* begin *

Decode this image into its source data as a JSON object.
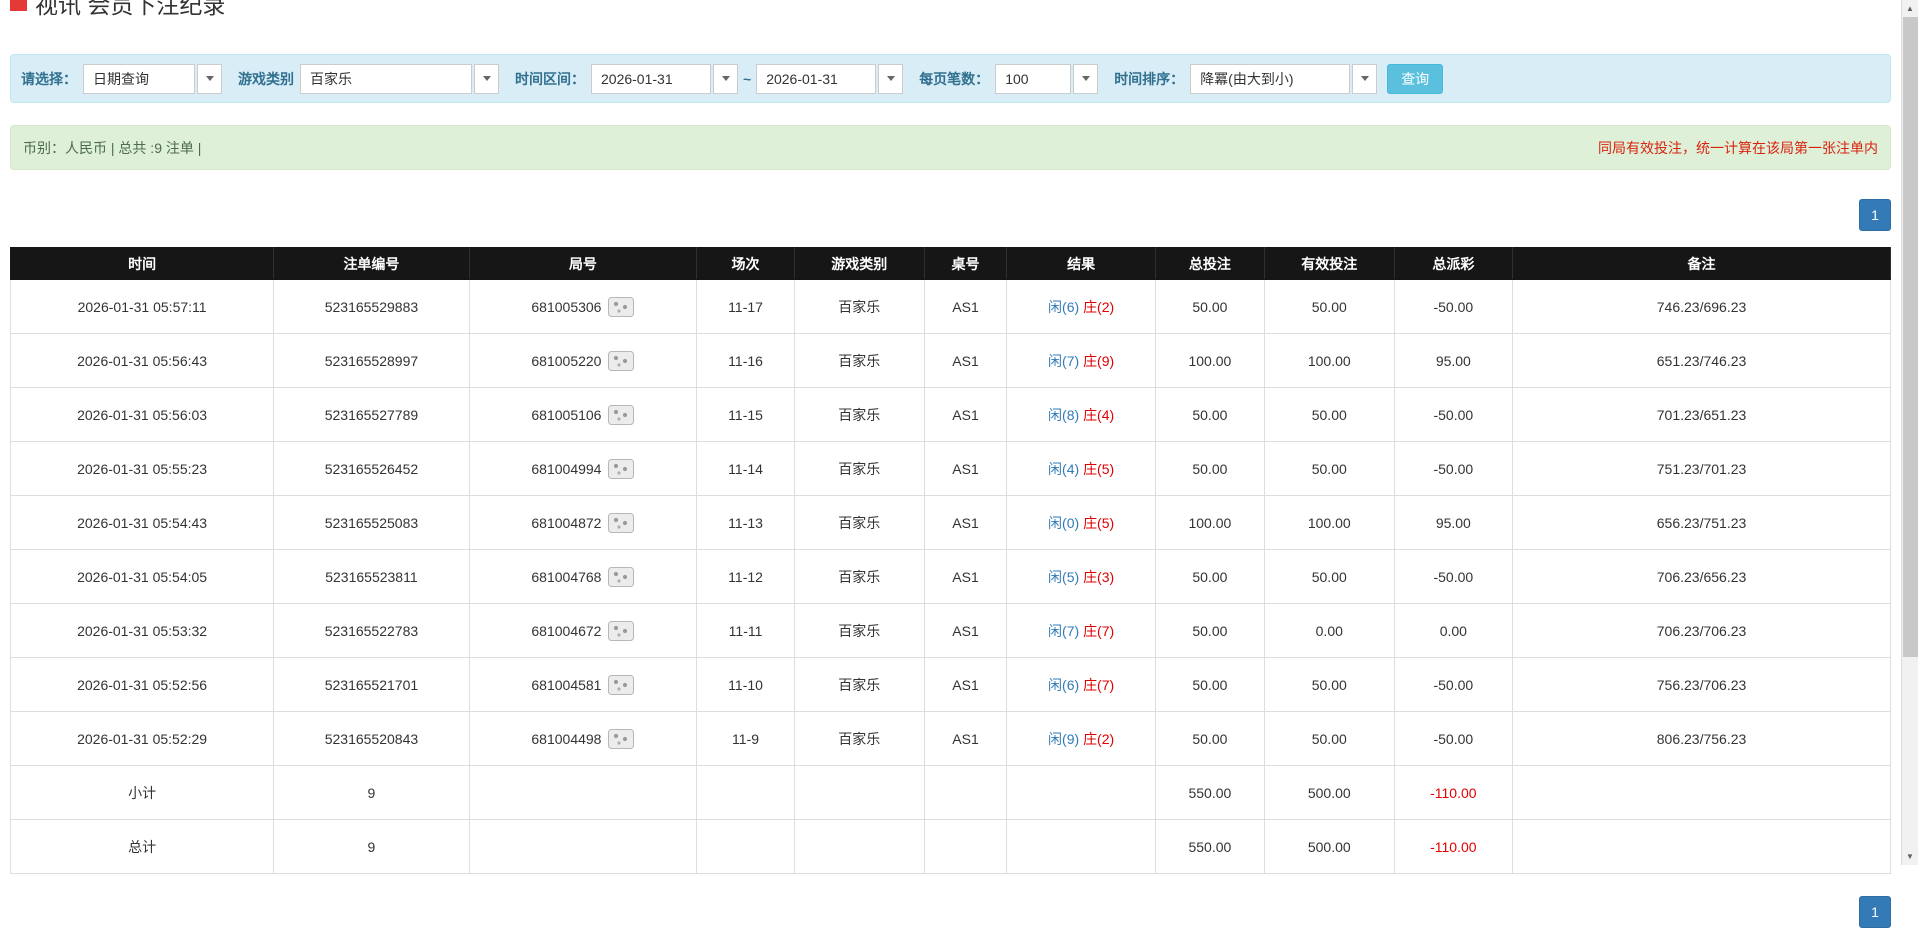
{
  "page": {
    "title": "视讯 会员下注纪录"
  },
  "filters": {
    "select_label": "请选择：",
    "select_value": "日期查询",
    "game_label": "游戏类别",
    "game_value": "百家乐",
    "range_label": "时间区间：",
    "date_from": "2026-01-31",
    "range_separator": "~",
    "date_to": "2026-01-31",
    "per_page_label": "每页笔数：",
    "per_page_value": "100",
    "sort_label": "时间排序：",
    "sort_value": "降冪(由大到小)",
    "query_button": "查询"
  },
  "summary": {
    "left_text": "币别：人民币 | 总共 :9 注单 |",
    "right_note": "同局有效投注，统一计算在该局第一张注单内"
  },
  "pagination": {
    "current_page": "1"
  },
  "table": {
    "headers": [
      "时间",
      "注单编号",
      "局号",
      "场次",
      "游戏类别",
      "桌号",
      "结果",
      "总投注",
      "有效投注",
      "总派彩",
      "备注"
    ],
    "rows": [
      {
        "time": "2026-01-31 05:57:11",
        "bet_id": "523165529883",
        "round": "681005306",
        "session": "11-17",
        "game": "百家乐",
        "table": "AS1",
        "player": "闲(6)",
        "banker": "庄(2)",
        "total_bet": "50.00",
        "valid_bet": "50.00",
        "payout": "-50.00",
        "note": "746.23/696.23"
      },
      {
        "time": "2026-01-31 05:56:43",
        "bet_id": "523165528997",
        "round": "681005220",
        "session": "11-16",
        "game": "百家乐",
        "table": "AS1",
        "player": "闲(7)",
        "banker": "庄(9)",
        "total_bet": "100.00",
        "valid_bet": "100.00",
        "payout": "95.00",
        "note": "651.23/746.23"
      },
      {
        "time": "2026-01-31 05:56:03",
        "bet_id": "523165527789",
        "round": "681005106",
        "session": "11-15",
        "game": "百家乐",
        "table": "AS1",
        "player": "闲(8)",
        "banker": "庄(4)",
        "total_bet": "50.00",
        "valid_bet": "50.00",
        "payout": "-50.00",
        "note": "701.23/651.23"
      },
      {
        "time": "2026-01-31 05:55:23",
        "bet_id": "523165526452",
        "round": "681004994",
        "session": "11-14",
        "game": "百家乐",
        "table": "AS1",
        "player": "闲(4)",
        "banker": "庄(5)",
        "total_bet": "50.00",
        "valid_bet": "50.00",
        "payout": "-50.00",
        "note": "751.23/701.23"
      },
      {
        "time": "2026-01-31 05:54:43",
        "bet_id": "523165525083",
        "round": "681004872",
        "session": "11-13",
        "game": "百家乐",
        "table": "AS1",
        "player": "闲(0)",
        "banker": "庄(5)",
        "total_bet": "100.00",
        "valid_bet": "100.00",
        "payout": "95.00",
        "note": "656.23/751.23"
      },
      {
        "time": "2026-01-31 05:54:05",
        "bet_id": "523165523811",
        "round": "681004768",
        "session": "11-12",
        "game": "百家乐",
        "table": "AS1",
        "player": "闲(5)",
        "banker": "庄(3)",
        "total_bet": "50.00",
        "valid_bet": "50.00",
        "payout": "-50.00",
        "note": "706.23/656.23"
      },
      {
        "time": "2026-01-31 05:53:32",
        "bet_id": "523165522783",
        "round": "681004672",
        "session": "11-11",
        "game": "百家乐",
        "table": "AS1",
        "player": "闲(7)",
        "banker": "庄(7)",
        "total_bet": "50.00",
        "valid_bet": "0.00",
        "payout": "0.00",
        "note": "706.23/706.23"
      },
      {
        "time": "2026-01-31 05:52:56",
        "bet_id": "523165521701",
        "round": "681004581",
        "session": "11-10",
        "game": "百家乐",
        "table": "AS1",
        "player": "闲(6)",
        "banker": "庄(7)",
        "total_bet": "50.00",
        "valid_bet": "50.00",
        "payout": "-50.00",
        "note": "756.23/706.23"
      },
      {
        "time": "2026-01-31 05:52:29",
        "bet_id": "523165520843",
        "round": "681004498",
        "session": "11-9",
        "game": "百家乐",
        "table": "AS1",
        "player": "闲(9)",
        "banker": "庄(2)",
        "total_bet": "50.00",
        "valid_bet": "50.00",
        "payout": "-50.00",
        "note": "806.23/756.23"
      }
    ],
    "subtotal": {
      "label": "小计",
      "count": "9",
      "total_bet": "550.00",
      "valid_bet": "500.00",
      "payout": "-110.00"
    },
    "total": {
      "label": "总计",
      "count": "9",
      "total_bet": "550.00",
      "valid_bet": "500.00",
      "payout": "-110.00"
    }
  },
  "icons": {
    "chevron-down-icon": "▼",
    "replay-icon": "dice-thumbnail",
    "scroll-up-icon": "▲",
    "scroll-down-icon": "▼",
    "brand-square-icon": "red-square"
  },
  "colors": {
    "accent_blue": "#337ab7",
    "danger_red": "#e00000",
    "table_header_bg": "#161616",
    "table_footer_bg": "#9d9d9d",
    "filter_bar_bg": "#d9edf7",
    "summary_bar_bg": "#dff0d8",
    "query_button_bg": "#5bc0de",
    "brand_red": "#e53935"
  }
}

* end *

### REQUIREMENT
Repeat the entries exactly. Pictures are excluded from the copy.

### SOLUTION FOR THIS PROBLEM
Decode this image into its source data as a JSON object.
{
  "page": {
    "title": "视讯 会员下注纪录"
  },
  "filters": {
    "select_label": "请选择：",
    "select_value": "日期查询",
    "game_label": "游戏类别",
    "game_value": "百家乐",
    "range_label": "时间区间：",
    "date_from": "2026-01-31",
    "range_separator": "~",
    "date_to": "2026-01-31",
    "per_page_label": "每页笔数：",
    "per_page_value": "100",
    "sort_label": "时间排序：",
    "sort_value": "降冪(由大到小)",
    "query_button": "查询"
  },
  "summary": {
    "left_text": "币别：人民币 | 总共 :9 注单 |",
    "right_note": "同局有效投注，统一计算在该局第一张注单内"
  },
  "pagination": {
    "current_page": "1"
  },
  "table": {
    "headers": [
      "时间",
      "注单编号",
      "局号",
      "场次",
      "游戏类别",
      "桌号",
      "结果",
      "总投注",
      "有效投注",
      "总派彩",
      "备注"
    ],
    "rows": [
      {
        "time": "2026-01-31 05:57:11",
        "bet_id": "523165529883",
        "round": "681005306",
        "session": "11-17",
        "game": "百家乐",
        "table": "AS1",
        "player": "闲(6)",
        "banker": "庄(2)",
        "total_bet": "50.00",
        "valid_bet": "50.00",
        "payout": "-50.00",
        "note": "746.23/696.23"
      },
      {
        "time": "2026-01-31 05:56:43",
        "bet_id": "523165528997",
        "round": "681005220",
        "session": "11-16",
        "game": "百家乐",
        "table": "AS1",
        "player": "闲(7)",
        "banker": "庄(9)",
        "total_bet": "100.00",
        "valid_bet": "100.00",
        "payout": "95.00",
        "note": "651.23/746.23"
      },
      {
        "time": "2026-01-31 05:56:03",
        "bet_id": "523165527789",
        "round": "681005106",
        "session": "11-15",
        "game": "百家乐",
        "table": "AS1",
        "player": "闲(8)",
        "banker": "庄(4)",
        "total_bet": "50.00",
        "valid_bet": "50.00",
        "payout": "-50.00",
        "note": "701.23/651.23"
      },
      {
        "time": "2026-01-31 05:55:23",
        "bet_id": "523165526452",
        "round": "681004994",
        "session": "11-14",
        "game": "百家乐",
        "table": "AS1",
        "player": "闲(4)",
        "banker": "庄(5)",
        "total_bet": "50.00",
        "valid_bet": "50.00",
        "payout": "-50.00",
        "note": "751.23/701.23"
      },
      {
        "time": "2026-01-31 05:54:43",
        "bet_id": "523165525083",
        "round": "681004872",
        "session": "11-13",
        "game": "百家乐",
        "table": "AS1",
        "player": "闲(0)",
        "banker": "庄(5)",
        "total_bet": "100.00",
        "valid_bet": "100.00",
        "payout": "95.00",
        "note": "656.23/751.23"
      },
      {
        "time": "2026-01-31 05:54:05",
        "bet_id": "523165523811",
        "round": "681004768",
        "session": "11-12",
        "game": "百家乐",
        "table": "AS1",
        "player": "闲(5)",
        "banker": "庄(3)",
        "total_bet": "50.00",
        "valid_bet": "50.00",
        "payout": "-50.00",
        "note": "706.23/656.23"
      },
      {
        "time": "2026-01-31 05:53:32",
        "bet_id": "523165522783",
        "round": "681004672",
        "session": "11-11",
        "game": "百家乐",
        "table": "AS1",
        "player": "闲(7)",
        "banker": "庄(7)",
        "total_bet": "50.00",
        "valid_bet": "0.00",
        "payout": "0.00",
        "note": "706.23/706.23"
      },
      {
        "time": "2026-01-31 05:52:56",
        "bet_id": "523165521701",
        "round": "681004581",
        "session": "11-10",
        "game": "百家乐",
        "table": "AS1",
        "player": "闲(6)",
        "banker": "庄(7)",
        "total_bet": "50.00",
        "valid_bet": "50.00",
        "payout": "-50.00",
        "note": "756.23/706.23"
      },
      {
        "time": "2026-01-31 05:52:29",
        "bet_id": "523165520843",
        "round": "681004498",
        "session": "11-9",
        "game": "百家乐",
        "table": "AS1",
        "player": "闲(9)",
        "banker": "庄(2)",
        "total_bet": "50.00",
        "valid_bet": "50.00",
        "payout": "-50.00",
        "note": "806.23/756.23"
      }
    ],
    "subtotal": {
      "label": "小计",
      "count": "9",
      "total_bet": "550.00",
      "valid_bet": "500.00",
      "payout": "-110.00"
    },
    "total": {
      "label": "总计",
      "count": "9",
      "total_bet": "550.00",
      "valid_bet": "500.00",
      "payout": "-110.00"
    }
  },
  "icons": {
    "chevron-down-icon": "▼",
    "replay-icon": "dice-thumbnail",
    "scroll-up-icon": "▲",
    "scroll-down-icon": "▼",
    "brand-square-icon": "red-square"
  },
  "colors": {
    "accent_blue": "#337ab7",
    "danger_red": "#e00000",
    "table_header_bg": "#161616",
    "table_footer_bg": "#9d9d9d",
    "filter_bar_bg": "#d9edf7",
    "summary_bar_bg": "#dff0d8",
    "query_button_bg": "#5bc0de",
    "brand_red": "#e53935"
  }
}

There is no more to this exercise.